Estratto del documento:
⁂

Le borse hanno recuperato gran parte delle perdite del giorno precedente, con l’S&P 500 in chiusura a +1,4%, toccando un nuovo massimo, l’Eurostoxx a +2,7%, il FTSE MIB a +3,6%. In Asia questa mattina il Nikkei chiude in positivo per il terzo giorno consecutivo.  La progressiva riduzione dell’avversione al rischio da parte degli investitori si è riflessa anche sul mercato obbligazionario. I Bund, dopo aver beneficiato di importanti flussi in acquisto per il movimento di flight to quality visto lunedì, hanno registrato ieri una parziale correzione con rialzi dei rendimenti nell’ordine di 3-4pb sulle scadenze più lunghe. Se ne avvantaggiano i BTP che, dopo aver mostrato una buona tenuta durante la correzione, hanno visto ieri nuovi flussi in acquisto, con flessioni dei rendimenti pari a 4pb circa sulle scadenze più lunghe, fino a -7pb sul tratto breve della curva. Scende così sui minimi dall’ottobre 2005 il tasso per il decennale italiano, che a fine giornata scambia in area 3,43% mentre, complice l’intonazione negativa per i Bund, lo spread rispetto alla stessa scadenza si stringe di 8pb per portarsi a quota 182pb.

Area euro

Spagna. Il numero dei disoccupati registrati è calato di 1,9 mila unità a febbraio dopo i +113 mila del mese precedente. Aumentano di 5 mila unità i disoccupati che non avevano un contratto stabile ma calano di 6,5 mila unità i disoccupati espulsi dalle costruzioni. Il numero di occupati registrati sale di 34,2 mila unità a 16,41 milioni. Il trend di recupero dell’economia spagnola e di creazione di occupazione (quasi concomitante con la ripresa) emerso dai dati di contabilità nazionale per la fine del 2013 (+0,6% t/t, il primo da marzo 2008) è quindi confermato. Anche le indagini di clima segnalano un ulteriore miglioramento delle condizioni del mercato del lavoro nei prossimi mesi. Tuttavia non è scontato che la creazione di occupazione proceda allo stesso ritmo.

⁂

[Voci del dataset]
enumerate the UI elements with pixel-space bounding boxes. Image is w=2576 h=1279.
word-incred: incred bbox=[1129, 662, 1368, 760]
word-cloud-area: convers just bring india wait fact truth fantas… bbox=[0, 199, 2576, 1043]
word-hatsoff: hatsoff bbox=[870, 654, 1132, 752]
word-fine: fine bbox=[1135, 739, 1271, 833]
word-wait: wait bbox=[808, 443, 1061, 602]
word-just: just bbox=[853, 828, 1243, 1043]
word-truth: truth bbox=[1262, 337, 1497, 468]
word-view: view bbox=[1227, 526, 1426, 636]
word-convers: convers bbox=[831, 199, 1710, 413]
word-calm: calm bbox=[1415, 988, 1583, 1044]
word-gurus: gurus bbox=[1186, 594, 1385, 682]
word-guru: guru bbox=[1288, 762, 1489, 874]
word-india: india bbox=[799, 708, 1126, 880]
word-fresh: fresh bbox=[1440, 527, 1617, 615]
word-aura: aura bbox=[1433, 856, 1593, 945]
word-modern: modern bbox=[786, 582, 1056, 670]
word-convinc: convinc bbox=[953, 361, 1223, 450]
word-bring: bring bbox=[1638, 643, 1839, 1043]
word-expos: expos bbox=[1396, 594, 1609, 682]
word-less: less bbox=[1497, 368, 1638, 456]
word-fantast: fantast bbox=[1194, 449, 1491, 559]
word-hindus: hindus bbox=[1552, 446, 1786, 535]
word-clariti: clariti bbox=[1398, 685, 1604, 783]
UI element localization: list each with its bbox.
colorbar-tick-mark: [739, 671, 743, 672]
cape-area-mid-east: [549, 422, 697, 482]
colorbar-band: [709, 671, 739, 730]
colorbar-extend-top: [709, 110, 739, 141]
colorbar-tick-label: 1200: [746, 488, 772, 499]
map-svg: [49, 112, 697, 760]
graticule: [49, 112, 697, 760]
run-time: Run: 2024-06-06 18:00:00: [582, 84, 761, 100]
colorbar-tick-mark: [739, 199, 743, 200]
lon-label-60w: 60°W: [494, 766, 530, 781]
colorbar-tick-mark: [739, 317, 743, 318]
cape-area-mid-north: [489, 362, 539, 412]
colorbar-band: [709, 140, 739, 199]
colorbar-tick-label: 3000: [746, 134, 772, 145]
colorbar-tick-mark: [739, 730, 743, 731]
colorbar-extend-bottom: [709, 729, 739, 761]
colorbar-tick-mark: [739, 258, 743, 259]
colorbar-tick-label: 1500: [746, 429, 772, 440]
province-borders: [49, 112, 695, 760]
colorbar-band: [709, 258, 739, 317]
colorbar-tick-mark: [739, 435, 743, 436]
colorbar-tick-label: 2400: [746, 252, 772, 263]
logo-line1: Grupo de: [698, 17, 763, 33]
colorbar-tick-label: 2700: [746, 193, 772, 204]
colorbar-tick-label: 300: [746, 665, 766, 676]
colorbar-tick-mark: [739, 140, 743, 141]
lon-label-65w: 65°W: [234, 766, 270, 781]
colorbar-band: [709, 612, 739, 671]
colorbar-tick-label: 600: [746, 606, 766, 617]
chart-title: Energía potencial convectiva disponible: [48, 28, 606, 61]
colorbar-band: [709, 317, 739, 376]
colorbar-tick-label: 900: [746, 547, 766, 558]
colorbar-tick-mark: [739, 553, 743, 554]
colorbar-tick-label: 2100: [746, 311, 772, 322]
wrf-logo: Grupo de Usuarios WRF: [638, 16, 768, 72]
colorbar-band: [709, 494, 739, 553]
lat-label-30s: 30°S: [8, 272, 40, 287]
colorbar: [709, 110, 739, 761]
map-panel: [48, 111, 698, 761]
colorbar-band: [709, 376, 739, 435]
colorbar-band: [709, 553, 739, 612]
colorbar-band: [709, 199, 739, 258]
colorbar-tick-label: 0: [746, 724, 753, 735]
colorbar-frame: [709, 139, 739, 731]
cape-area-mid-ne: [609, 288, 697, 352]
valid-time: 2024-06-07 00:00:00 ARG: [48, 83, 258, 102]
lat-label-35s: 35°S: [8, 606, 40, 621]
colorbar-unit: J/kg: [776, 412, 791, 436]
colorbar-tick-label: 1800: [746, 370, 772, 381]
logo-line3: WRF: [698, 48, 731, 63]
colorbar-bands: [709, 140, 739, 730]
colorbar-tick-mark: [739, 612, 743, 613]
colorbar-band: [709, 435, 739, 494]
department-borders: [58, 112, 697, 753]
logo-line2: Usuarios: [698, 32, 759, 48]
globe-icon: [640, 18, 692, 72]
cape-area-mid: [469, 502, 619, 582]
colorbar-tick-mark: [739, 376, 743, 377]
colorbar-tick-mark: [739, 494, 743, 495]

⁂

Consegna: Scrivi il seguito del commento sui mercati finanziari riportato più in alto, riprendendo dopo la sua ultima frase.

Svolgimento:
Portogallo. L’undicesima e penultima revisione del programma di salvataggio condotta dalla Troika dal 20 al 28 febbraio scorsi si è conclusa positivamente. Gli staff congiunti di BCE, Commissione Europea e FMI hanno confermato che la ripresa si sta rafforzando, sorretta in particolare da esportazioni e investimenti, alzando le stime per l’anno in corso ad una crescita di 1,2% in media annua dalla precedente stima di 0,8%. La disoccupazione è attesa calare al 15,7% rispetto alla stima iniziale a 16,8%. La Troika ha poi confermato che gli obiettivi fiscali del 2013 dovrebbero aver superato le attese, con il rapporto deficit/PIL atteso al 4,5% (al netto della ricapitalizzazione del gruppo bancario BANIF) rispetto al 5,9% precedentemente stimato, grazie in particolare a un attento controllo delle spese e a entrate superiori alle attese. L’obiettivo legato al rapporto deficit/PIL viene confermato al 4,0% per il 2014 e al 2,5% per il 2015. Rimane sotto osservazione il sistema finanziario, la cui redditività e capitalizzazione sono ancora carenti. Persiste anche l’urgenza di completare le riforme atte a contrastare le rigidità sul mercato del lavoro e a snellire l’apparato pubblico. Una volta approvata la revisione dall’Ecofin di aprile, saranno erogati a Lisbona ulteriori 2,5 mld di euro di aiuti. L’ultima revisione è programmata per aprile.

Stati Uniti

L’audizione presso la Commissione Bancaria del Senato per la nomina di tre membri del Board of Governors della Fed è stata rinviata per il maltempo. Non è stata resa nota la nuova data dell’audizione.

Il presidente Obama ha presentato il budget per l’a.f. 2015. Nel 2024 il deficit/PIL è proiettato al 2,5%, con la spesa al 22,5% del PIL e le entrate al 20% del PIL circa 2pp al di sopra della media storica. Nelle proposte dell’Amministrazione ci sono elementi che potrebbero trovare supporto bipartisan. Tuttavia, alla luce dell’accordo siglato a fine 2013 sulla spesa discrezionale, il 2014 potrebbe proseguire senza l’approvazione di un budget 2015 e senza rischi di blocchi del governo. Pertanto il dibattito si aprirà in Congresso sul budget, ma è improbabile che prima delle elezioni midterm si approvino misure rilevanti.